_What is asked:_ Please find all lines in the data that hold the string "Digital" and copy them.

_Rows:_
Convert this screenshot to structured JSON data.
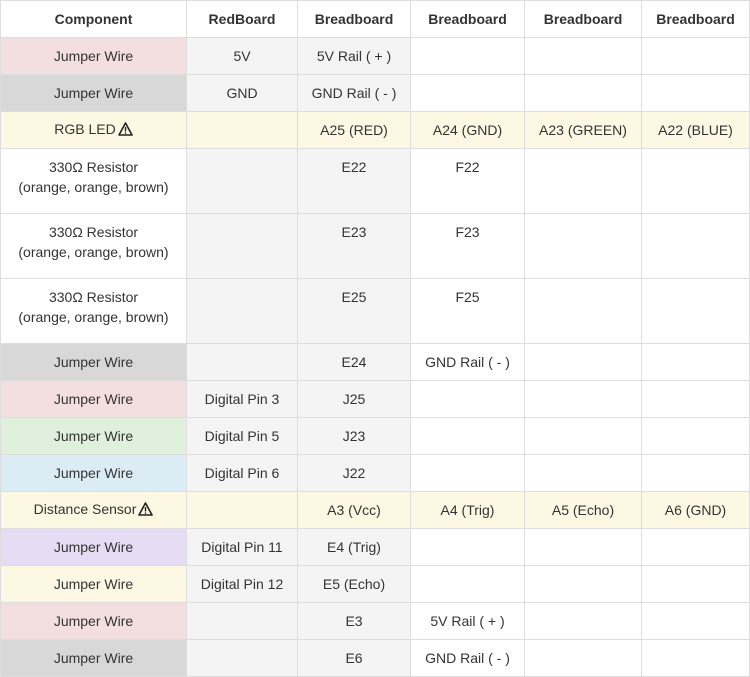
{
  "headers": [
    "Component",
    "RedBoard",
    "Breadboard",
    "Breadboard",
    "Breadboard",
    "Breadboard"
  ],
  "rows": [
    {
      "component": "Jumper Wire",
      "color": "#f4dfe0",
      "redboard": "5V",
      "bb1": "5V Rail ( + )",
      "bb2": "",
      "bb3": "",
      "bb4": ""
    },
    {
      "component": "Jumper Wire",
      "color": "#d8d8d8",
      "redboard": "GND",
      "bb1": "GND Rail ( - )",
      "bb2": "",
      "bb3": "",
      "bb4": ""
    },
    {
      "component": "RGB LED",
      "warning": true,
      "color": "#fdf8e4",
      "row_color": "#fdf8e4",
      "redboard": "",
      "bb1": "A25 (RED)",
      "bb2": "A24 (GND)",
      "bb3": "A23 (GREEN)",
      "bb4": "A22 (BLUE)"
    },
    {
      "component": "330Ω Resistor",
      "sub": "(orange, orange, brown)",
      "color": "#ffffff",
      "redboard": "",
      "bb1": "E22",
      "bb2": "F22",
      "bb3": "",
      "bb4": ""
    },
    {
      "component": "330Ω Resistor",
      "sub": "(orange, orange, brown)",
      "color": "#ffffff",
      "redboard": "",
      "bb1": "E23",
      "bb2": "F23",
      "bb3": "",
      "bb4": ""
    },
    {
      "component": "330Ω Resistor",
      "sub": "(orange, orange, brown)",
      "color": "#ffffff",
      "redboard": "",
      "bb1": "E25",
      "bb2": "F25",
      "bb3": "",
      "bb4": ""
    },
    {
      "component": "Jumper Wire",
      "color": "#d8d8d8",
      "redboard": "",
      "bb1": "E24",
      "bb2": "GND Rail ( - )",
      "bb3": "",
      "bb4": ""
    },
    {
      "component": "Jumper Wire",
      "color": "#f4dfe0",
      "redboard": "Digital Pin 3",
      "bb1": "J25",
      "bb2": "",
      "bb3": "",
      "bb4": ""
    },
    {
      "component": "Jumper Wire",
      "color": "#dff1dc",
      "redboard": "Digital Pin 5",
      "bb1": "J23",
      "bb2": "",
      "bb3": "",
      "bb4": ""
    },
    {
      "component": "Jumper Wire",
      "color": "#dcecf5",
      "redboard": "Digital Pin 6",
      "bb1": "J22",
      "bb2": "",
      "bb3": "",
      "bb4": ""
    },
    {
      "component": "Distance Sensor",
      "warning": true,
      "color": "#fdf8e4",
      "row_color": "#fdf8e4",
      "redboard": "",
      "bb1": "A3 (Vcc)",
      "bb2": "A4 (Trig)",
      "bb3": "A5 (Echo)",
      "bb4": "A6 (GND)"
    },
    {
      "component": "Jumper Wire",
      "color": "#e6dcf4",
      "redboard": "Digital Pin 11",
      "bb1": "E4 (Trig)",
      "bb2": "",
      "bb3": "",
      "bb4": ""
    },
    {
      "component": "Jumper Wire",
      "color": "#fdf8e4",
      "redboard": "Digital Pin 12",
      "bb1": "E5 (Echo)",
      "bb2": "",
      "bb3": "",
      "bb4": ""
    },
    {
      "component": "Jumper Wire",
      "color": "#f4dfe0",
      "redboard": "",
      "bb1": "E3",
      "bb2": "5V Rail ( + )",
      "bb3": "",
      "bb4": ""
    },
    {
      "component": "Jumper Wire",
      "color": "#d8d8d8",
      "redboard": "",
      "bb1": "E6",
      "bb2": "GND Rail ( - )",
      "bb3": "",
      "bb4": ""
    }
  ]
}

_Response for this exercise:_
      "redboard": "Digital Pin 3",
      "redboard": "Digital Pin 5",
      "redboard": "Digital Pin 6",
      "redboard": "Digital Pin 11",
      "redboard": "Digital Pin 12",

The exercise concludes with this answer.